#### OBJECTIVE:
Find all the lines with "всего" and gather them.

#### EXERCISE MATERIAL:
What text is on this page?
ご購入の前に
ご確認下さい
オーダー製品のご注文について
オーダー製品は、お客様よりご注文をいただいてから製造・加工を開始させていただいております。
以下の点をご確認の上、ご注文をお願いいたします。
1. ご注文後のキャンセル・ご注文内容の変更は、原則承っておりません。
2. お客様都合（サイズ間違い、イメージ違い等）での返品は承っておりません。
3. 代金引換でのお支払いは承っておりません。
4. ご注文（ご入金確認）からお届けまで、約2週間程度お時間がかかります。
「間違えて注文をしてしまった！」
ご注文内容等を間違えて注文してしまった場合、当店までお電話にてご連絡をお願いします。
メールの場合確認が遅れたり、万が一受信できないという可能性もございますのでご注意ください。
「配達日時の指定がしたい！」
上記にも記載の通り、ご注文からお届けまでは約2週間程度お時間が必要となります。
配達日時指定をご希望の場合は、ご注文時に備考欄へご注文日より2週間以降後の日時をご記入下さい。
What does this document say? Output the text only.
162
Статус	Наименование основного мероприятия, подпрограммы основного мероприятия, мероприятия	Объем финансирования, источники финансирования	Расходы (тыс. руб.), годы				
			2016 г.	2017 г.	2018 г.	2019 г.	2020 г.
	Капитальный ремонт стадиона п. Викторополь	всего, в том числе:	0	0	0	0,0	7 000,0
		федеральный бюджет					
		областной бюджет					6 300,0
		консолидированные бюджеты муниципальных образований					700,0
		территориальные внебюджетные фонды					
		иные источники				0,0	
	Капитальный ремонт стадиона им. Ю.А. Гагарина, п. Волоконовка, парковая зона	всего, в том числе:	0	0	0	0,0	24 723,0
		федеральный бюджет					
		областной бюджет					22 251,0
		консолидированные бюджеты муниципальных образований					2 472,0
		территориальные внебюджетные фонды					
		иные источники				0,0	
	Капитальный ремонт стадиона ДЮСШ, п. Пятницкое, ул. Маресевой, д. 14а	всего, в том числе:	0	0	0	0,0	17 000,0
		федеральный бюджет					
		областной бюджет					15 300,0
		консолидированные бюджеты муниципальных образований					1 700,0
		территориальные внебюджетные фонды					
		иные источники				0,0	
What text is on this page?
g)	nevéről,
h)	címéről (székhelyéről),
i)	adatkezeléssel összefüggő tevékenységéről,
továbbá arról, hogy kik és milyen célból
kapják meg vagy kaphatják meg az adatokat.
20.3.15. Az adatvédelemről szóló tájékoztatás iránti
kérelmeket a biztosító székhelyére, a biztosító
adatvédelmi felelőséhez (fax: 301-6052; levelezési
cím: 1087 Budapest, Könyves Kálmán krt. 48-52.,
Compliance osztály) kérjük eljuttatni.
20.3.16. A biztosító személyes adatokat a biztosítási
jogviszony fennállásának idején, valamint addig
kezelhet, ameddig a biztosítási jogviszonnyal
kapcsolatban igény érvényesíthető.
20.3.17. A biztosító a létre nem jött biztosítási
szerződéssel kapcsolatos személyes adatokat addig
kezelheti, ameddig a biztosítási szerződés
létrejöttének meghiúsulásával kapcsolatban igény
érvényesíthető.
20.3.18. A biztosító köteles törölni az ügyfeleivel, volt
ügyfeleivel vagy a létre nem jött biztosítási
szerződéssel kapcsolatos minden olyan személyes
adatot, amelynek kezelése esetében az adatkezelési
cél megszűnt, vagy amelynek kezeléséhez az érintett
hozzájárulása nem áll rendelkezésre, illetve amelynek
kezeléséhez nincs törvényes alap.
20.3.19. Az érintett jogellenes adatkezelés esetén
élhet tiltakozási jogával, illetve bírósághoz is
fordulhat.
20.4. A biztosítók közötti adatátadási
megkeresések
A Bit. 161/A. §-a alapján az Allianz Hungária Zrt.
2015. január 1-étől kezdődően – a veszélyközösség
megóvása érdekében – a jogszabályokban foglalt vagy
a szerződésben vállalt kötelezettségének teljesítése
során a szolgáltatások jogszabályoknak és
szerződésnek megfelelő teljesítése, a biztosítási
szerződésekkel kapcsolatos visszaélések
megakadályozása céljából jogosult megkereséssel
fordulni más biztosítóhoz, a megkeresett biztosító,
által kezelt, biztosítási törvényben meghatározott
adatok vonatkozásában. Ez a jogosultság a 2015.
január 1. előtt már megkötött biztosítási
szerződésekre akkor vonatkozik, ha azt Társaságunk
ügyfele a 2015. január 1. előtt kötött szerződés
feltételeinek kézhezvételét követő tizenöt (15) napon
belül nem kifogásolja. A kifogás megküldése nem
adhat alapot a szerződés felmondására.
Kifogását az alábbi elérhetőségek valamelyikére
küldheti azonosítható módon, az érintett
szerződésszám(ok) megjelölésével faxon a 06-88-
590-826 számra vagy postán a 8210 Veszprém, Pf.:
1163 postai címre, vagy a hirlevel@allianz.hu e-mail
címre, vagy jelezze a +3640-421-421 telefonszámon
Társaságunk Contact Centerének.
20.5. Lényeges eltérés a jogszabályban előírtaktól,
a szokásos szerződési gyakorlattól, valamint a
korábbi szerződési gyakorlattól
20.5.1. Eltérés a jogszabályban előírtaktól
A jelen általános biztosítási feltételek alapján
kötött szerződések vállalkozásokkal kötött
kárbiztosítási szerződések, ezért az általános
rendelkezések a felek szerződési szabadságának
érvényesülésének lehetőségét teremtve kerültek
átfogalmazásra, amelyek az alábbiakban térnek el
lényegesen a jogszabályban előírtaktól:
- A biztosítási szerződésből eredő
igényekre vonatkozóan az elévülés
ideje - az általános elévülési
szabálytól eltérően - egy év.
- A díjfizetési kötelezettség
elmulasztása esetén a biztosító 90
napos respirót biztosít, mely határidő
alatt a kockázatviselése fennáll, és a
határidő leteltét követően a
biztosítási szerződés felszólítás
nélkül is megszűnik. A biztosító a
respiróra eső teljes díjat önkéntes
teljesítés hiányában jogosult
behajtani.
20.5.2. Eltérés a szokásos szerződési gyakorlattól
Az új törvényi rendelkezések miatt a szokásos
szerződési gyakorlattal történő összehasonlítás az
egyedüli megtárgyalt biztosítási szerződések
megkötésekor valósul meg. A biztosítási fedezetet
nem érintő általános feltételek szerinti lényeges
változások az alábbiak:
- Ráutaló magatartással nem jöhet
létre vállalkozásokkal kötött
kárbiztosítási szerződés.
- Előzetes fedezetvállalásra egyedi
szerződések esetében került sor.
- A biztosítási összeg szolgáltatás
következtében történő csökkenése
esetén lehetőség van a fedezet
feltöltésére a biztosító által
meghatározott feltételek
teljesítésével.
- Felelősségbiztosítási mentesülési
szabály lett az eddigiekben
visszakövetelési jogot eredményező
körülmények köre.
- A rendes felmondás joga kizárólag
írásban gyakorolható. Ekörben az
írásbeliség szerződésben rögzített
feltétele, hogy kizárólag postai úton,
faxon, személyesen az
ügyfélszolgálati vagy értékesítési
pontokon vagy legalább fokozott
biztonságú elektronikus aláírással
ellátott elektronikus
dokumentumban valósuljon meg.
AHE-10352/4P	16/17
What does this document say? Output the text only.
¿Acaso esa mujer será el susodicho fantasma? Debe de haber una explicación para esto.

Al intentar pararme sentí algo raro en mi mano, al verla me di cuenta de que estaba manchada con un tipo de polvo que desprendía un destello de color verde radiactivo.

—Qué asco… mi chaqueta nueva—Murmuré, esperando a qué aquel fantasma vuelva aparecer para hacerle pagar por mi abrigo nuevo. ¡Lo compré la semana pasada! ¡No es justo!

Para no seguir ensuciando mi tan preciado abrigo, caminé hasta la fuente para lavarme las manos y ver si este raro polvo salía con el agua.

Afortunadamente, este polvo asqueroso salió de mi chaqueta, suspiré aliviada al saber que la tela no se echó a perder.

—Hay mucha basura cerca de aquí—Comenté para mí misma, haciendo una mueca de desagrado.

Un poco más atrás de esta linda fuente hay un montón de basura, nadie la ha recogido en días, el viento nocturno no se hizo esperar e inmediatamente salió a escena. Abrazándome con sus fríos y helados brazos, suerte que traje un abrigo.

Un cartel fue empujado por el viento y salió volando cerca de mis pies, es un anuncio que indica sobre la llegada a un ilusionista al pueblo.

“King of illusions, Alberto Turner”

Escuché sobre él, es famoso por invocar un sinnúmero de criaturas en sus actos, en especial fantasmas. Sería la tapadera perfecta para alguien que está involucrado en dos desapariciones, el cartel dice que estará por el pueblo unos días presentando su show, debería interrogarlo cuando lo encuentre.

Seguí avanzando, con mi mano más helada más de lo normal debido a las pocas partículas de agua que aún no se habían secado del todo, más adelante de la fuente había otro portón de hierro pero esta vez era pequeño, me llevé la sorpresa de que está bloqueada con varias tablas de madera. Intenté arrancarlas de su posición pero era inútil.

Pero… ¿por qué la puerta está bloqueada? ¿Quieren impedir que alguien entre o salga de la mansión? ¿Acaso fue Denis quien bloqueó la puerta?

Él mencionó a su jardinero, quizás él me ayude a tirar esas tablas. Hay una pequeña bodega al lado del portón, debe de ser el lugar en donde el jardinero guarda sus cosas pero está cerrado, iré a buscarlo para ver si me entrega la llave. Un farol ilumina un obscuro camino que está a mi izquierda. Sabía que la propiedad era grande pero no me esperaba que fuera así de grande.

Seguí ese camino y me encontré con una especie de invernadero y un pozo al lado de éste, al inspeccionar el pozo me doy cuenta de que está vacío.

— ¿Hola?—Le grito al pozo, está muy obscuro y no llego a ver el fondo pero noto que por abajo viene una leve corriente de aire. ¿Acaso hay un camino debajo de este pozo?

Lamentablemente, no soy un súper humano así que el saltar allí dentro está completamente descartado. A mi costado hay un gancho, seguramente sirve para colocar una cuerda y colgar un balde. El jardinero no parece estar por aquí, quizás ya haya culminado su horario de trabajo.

#### WRITTEN SOLUTION:
	Капитальный ремонт стадиона п. Викторополь	всего, в том числе:	0	0	0	0,0	7 000,0
	Капитальный ремонт стадиона им. Ю.А. Гагарина, п. Волоконовка, парковая зона	всего, в том числе:	0	0	0	0,0	24 723,0
	Капитальный ремонт стадиона ДЮСШ, п. Пятницкое, ул. Маресевой, д. 14а	всего, в том числе:	0	0	0	0,0	17 000,0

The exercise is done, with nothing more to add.